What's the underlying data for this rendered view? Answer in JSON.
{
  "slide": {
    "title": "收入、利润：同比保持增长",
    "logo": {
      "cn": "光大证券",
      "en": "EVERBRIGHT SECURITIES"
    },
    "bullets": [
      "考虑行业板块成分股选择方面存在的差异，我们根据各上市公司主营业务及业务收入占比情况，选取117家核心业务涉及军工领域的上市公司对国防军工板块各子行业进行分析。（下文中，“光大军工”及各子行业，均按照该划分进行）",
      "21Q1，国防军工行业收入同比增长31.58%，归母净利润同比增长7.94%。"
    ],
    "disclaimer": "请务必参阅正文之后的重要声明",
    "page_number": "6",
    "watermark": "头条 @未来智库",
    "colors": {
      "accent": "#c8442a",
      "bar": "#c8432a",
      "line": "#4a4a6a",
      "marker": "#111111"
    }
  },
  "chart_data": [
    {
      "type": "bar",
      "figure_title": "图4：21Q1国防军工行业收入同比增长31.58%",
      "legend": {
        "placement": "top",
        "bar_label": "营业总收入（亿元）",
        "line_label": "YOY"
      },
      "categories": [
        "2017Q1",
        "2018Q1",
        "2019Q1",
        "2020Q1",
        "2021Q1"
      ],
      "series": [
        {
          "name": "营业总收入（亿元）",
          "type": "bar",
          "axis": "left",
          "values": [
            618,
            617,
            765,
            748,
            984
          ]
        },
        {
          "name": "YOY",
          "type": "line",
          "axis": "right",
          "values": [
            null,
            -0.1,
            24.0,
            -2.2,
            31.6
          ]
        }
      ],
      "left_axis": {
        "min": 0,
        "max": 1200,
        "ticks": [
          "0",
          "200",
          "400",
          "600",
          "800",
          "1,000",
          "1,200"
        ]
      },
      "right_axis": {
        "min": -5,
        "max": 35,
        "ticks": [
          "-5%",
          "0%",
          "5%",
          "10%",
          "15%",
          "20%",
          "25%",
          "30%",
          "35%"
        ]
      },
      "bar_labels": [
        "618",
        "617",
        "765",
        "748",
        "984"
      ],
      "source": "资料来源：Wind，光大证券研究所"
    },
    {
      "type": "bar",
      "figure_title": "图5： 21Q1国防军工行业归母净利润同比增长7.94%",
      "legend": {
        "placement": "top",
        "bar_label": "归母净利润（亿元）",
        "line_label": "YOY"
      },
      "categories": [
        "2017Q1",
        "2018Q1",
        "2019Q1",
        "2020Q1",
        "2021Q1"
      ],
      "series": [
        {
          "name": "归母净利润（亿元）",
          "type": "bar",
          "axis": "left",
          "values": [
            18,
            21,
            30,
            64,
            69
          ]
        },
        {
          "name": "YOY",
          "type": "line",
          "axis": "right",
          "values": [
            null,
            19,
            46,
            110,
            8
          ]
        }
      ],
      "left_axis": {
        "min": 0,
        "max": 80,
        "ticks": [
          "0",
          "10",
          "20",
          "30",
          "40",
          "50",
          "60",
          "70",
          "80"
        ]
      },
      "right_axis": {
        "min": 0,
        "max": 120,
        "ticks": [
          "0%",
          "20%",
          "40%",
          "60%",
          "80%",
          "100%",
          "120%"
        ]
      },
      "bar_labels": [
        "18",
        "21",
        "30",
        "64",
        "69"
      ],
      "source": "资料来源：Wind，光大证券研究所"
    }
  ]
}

· · ·

- WHAT YOU HAVE TO DO -
Using the data above, repeat every line exactly.

- OUTPUT BELOW -
What's the underlying data for this rendered view? Answer in JSON.
{
  "slide": {
    "title": "收入、利润：同比保持增长",
    "logo": {
      "cn": "光大证券",
      "en": "EVERBRIGHT SECURITIES"
    },
    "bullets": [
      "考虑行业板块成分股选择方面存在的差异，我们根据各上市公司主营业务及业务收入占比情况，选取117家核心业务涉及军工领域的上市公司对国防军工板块各子行业进行分析。（下文中，“光大军工”及各子行业，均按照该划分进行）",
      "21Q1，国防军工行业收入同比增长31.58%，归母净利润同比增长7.94%。"
    ],
    "disclaimer": "请务必参阅正文之后的重要声明",
    "page_number": "6",
    "watermark": "头条 @未来智库",
    "colors": {
      "accent": "#c8442a",
      "bar": "#c8432a",
      "line": "#4a4a6a",
      "marker": "#111111"
    }
  },
  "chart_data": [
    {
      "type": "bar",
      "figure_title": "图4：21Q1国防军工行业收入同比增长31.58%",
      "legend": {
        "placement": "top",
        "bar_label": "营业总收入（亿元）",
        "line_label": "YOY"
      },
      "categories": [
        "2017Q1",
        "2018Q1",
        "2019Q1",
        "2020Q1",
        "2021Q1"
      ],
      "series": [
        {
          "name": "营业总收入（亿元）",
          "type": "bar",
          "axis": "left",
          "values": [
            618,
            617,
            765,
            748,
            984
          ]
        },
        {
          "name": "YOY",
          "type": "line",
          "axis": "right",
          "values": [
            null,
            -0.1,
            24.0,
            -2.2,
            31.6
          ]
        }
      ],
      "left_axis": {
        "min": 0,
        "max": 1200,
        "ticks": [
          "0",
          "200",
          "400",
          "600",
          "800",
          "1,000",
          "1,200"
        ]
      },
      "right_axis": {
        "min": -5,
        "max": 35,
        "ticks": [
          "-5%",
          "0%",
          "5%",
          "10%",
          "15%",
          "20%",
          "25%",
          "30%",
          "35%"
        ]
      },
      "bar_labels": [
        "618",
        "617",
        "765",
        "748",
        "984"
      ],
      "source": "资料来源：Wind，光大证券研究所"
    },
    {
      "type": "bar",
      "figure_title": "图5： 21Q1国防军工行业归母净利润同比增长7.94%",
      "legend": {
        "placement": "top",
        "bar_label": "归母净利润（亿元）",
        "line_label": "YOY"
      },
      "categories": [
        "2017Q1",
        "2018Q1",
        "2019Q1",
        "2020Q1",
        "2021Q1"
      ],
      "series": [
        {
          "name": "归母净利润（亿元）",
          "type": "bar",
          "axis": "left",
          "values": [
            18,
            21,
            30,
            64,
            69
          ]
        },
        {
          "name": "YOY",
          "type": "line",
          "axis": "right",
          "values": [
            null,
            19,
            46,
            110,
            8
          ]
        }
      ],
      "left_axis": {
        "min": 0,
        "max": 80,
        "ticks": [
          "0",
          "10",
          "20",
          "30",
          "40",
          "50",
          "60",
          "70",
          "80"
        ]
      },
      "right_axis": {
        "min": 0,
        "max": 120,
        "ticks": [
          "0%",
          "20%",
          "40%",
          "60%",
          "80%",
          "100%",
          "120%"
        ]
      },
      "bar_labels": [
        "18",
        "21",
        "30",
        "64",
        "69"
      ],
      "source": "资料来源：Wind，光大证券研究所"
    }
  ]
}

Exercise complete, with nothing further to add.